* [Do this]: State how many lines contain "Moon", and write nothing except that count.

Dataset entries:

----

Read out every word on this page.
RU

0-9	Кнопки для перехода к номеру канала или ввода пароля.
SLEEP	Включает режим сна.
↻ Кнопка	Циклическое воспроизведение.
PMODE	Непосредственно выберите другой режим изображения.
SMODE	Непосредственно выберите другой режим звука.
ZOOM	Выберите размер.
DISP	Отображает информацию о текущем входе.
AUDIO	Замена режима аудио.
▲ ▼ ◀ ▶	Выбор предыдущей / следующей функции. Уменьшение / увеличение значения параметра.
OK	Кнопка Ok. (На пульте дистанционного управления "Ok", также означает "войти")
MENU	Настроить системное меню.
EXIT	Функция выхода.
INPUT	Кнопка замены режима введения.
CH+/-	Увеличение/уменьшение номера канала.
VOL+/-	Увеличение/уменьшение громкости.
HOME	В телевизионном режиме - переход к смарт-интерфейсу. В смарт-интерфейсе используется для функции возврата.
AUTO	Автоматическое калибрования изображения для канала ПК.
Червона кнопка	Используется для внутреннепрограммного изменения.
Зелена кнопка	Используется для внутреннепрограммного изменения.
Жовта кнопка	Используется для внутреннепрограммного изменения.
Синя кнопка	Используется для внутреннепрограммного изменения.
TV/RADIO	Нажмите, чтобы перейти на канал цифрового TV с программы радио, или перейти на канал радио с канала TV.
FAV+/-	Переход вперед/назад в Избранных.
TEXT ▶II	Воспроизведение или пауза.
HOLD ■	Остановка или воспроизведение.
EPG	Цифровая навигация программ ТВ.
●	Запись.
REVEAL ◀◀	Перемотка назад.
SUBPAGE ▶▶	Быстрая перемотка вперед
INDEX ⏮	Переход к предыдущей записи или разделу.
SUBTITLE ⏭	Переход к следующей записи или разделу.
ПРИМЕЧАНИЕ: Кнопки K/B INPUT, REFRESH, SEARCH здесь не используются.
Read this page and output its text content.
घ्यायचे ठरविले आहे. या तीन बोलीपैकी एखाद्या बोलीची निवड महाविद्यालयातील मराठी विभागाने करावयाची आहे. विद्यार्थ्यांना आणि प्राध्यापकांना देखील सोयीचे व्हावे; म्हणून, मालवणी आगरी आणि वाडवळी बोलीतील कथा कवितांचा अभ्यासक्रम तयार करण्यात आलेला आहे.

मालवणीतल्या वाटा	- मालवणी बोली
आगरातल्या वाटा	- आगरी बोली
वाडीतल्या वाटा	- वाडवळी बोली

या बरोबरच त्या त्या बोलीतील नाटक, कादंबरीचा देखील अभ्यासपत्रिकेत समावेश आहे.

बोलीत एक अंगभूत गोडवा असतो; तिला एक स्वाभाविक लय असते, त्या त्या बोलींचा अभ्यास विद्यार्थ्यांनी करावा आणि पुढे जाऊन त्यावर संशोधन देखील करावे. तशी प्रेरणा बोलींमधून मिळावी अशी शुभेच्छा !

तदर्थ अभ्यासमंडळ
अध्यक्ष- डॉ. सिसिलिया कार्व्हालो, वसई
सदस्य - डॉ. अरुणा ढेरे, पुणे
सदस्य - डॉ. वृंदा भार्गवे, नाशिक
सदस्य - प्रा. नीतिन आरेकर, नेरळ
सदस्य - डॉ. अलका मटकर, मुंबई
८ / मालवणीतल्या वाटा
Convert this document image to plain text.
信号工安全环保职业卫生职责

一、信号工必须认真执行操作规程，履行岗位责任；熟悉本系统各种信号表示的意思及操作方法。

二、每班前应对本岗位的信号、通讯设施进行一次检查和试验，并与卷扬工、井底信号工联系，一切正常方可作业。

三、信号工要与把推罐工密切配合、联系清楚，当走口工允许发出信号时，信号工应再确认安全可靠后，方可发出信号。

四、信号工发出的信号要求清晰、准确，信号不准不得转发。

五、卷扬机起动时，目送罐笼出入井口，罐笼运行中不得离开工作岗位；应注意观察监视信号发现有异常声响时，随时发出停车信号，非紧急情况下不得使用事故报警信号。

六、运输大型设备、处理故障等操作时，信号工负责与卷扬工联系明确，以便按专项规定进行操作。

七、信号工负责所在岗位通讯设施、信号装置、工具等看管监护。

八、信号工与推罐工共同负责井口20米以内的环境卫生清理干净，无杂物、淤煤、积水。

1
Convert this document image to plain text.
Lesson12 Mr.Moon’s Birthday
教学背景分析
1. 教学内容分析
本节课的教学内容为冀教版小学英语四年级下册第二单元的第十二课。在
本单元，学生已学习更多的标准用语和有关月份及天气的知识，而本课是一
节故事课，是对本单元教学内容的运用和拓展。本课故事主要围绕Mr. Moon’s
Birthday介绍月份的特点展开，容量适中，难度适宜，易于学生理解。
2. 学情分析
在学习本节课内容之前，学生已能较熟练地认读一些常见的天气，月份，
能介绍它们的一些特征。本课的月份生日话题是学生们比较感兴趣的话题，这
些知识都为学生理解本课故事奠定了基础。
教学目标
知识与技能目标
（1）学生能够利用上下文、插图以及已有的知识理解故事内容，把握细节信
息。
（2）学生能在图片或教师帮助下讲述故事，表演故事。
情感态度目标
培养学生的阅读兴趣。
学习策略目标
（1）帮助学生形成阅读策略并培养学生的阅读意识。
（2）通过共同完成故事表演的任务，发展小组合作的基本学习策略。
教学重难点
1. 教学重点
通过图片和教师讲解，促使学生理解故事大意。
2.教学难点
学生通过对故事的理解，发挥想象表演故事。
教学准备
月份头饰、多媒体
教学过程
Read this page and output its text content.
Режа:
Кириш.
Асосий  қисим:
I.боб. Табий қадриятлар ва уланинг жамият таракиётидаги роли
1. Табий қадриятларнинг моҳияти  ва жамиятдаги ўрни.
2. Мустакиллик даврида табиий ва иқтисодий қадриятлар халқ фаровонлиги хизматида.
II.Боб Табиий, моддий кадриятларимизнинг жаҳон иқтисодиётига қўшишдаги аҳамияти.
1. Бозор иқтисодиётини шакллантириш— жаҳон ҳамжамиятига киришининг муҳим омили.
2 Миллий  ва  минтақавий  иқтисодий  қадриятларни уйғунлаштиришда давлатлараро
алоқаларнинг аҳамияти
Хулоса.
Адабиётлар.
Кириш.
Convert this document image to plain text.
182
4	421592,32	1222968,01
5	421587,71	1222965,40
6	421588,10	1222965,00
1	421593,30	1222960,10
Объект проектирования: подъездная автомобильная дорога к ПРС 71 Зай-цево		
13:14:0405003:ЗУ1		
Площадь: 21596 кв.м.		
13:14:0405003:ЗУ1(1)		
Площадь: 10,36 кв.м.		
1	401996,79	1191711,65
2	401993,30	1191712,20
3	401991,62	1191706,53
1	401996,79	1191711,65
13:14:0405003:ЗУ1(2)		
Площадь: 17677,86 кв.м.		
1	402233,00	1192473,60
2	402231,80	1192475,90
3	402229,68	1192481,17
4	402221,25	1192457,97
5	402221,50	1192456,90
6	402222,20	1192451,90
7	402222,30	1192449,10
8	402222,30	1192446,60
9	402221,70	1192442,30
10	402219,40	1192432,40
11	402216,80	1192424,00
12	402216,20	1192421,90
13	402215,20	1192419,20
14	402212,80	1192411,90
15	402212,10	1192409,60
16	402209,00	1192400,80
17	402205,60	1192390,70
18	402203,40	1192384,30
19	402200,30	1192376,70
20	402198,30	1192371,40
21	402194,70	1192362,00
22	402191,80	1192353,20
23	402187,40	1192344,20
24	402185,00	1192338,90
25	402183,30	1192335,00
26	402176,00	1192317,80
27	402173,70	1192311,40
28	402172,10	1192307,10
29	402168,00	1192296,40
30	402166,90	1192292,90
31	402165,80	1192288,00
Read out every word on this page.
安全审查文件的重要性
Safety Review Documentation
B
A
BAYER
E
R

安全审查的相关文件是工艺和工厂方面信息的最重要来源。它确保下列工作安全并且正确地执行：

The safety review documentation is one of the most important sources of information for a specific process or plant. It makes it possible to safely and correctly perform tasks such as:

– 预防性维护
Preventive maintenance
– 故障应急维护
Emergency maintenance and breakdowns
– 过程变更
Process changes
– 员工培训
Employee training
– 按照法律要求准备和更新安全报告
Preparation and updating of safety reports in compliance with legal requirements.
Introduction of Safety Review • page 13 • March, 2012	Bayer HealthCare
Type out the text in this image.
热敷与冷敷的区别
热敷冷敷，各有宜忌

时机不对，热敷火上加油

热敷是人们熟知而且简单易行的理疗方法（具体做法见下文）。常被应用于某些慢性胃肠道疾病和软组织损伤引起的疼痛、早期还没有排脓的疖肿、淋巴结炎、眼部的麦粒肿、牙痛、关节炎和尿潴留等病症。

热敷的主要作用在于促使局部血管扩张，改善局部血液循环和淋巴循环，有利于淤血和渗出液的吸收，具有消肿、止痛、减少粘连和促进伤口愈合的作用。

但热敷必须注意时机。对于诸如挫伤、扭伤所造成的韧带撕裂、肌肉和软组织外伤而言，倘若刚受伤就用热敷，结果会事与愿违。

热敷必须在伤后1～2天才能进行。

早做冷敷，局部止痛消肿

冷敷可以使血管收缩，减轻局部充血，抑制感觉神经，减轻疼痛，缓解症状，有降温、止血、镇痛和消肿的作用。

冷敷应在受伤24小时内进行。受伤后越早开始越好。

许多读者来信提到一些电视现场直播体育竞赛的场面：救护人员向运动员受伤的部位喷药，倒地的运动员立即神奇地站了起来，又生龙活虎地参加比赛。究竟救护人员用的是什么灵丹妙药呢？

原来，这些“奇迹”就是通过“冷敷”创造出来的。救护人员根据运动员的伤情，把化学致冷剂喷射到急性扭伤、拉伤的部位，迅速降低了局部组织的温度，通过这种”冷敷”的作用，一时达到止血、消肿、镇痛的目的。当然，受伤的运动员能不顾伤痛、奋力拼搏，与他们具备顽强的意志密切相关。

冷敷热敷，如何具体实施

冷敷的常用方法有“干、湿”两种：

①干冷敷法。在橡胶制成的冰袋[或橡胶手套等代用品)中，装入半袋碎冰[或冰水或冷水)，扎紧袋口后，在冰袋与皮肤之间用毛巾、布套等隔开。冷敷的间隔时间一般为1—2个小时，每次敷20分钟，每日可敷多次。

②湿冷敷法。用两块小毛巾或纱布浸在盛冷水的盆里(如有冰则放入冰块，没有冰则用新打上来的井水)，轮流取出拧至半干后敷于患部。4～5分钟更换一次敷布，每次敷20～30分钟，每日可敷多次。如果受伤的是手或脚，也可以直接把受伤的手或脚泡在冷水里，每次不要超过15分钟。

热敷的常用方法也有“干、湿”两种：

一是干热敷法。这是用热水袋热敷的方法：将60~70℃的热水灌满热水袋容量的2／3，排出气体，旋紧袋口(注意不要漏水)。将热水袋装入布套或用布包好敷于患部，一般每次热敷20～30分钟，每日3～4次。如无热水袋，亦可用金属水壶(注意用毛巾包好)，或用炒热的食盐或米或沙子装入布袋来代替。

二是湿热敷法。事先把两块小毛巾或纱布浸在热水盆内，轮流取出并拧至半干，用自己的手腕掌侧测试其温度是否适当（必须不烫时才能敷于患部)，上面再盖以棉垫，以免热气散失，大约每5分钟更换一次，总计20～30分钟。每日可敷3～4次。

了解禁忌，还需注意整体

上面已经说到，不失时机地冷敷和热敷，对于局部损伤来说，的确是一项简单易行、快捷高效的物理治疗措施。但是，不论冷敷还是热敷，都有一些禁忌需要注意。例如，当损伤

----

* [Complete response]: 2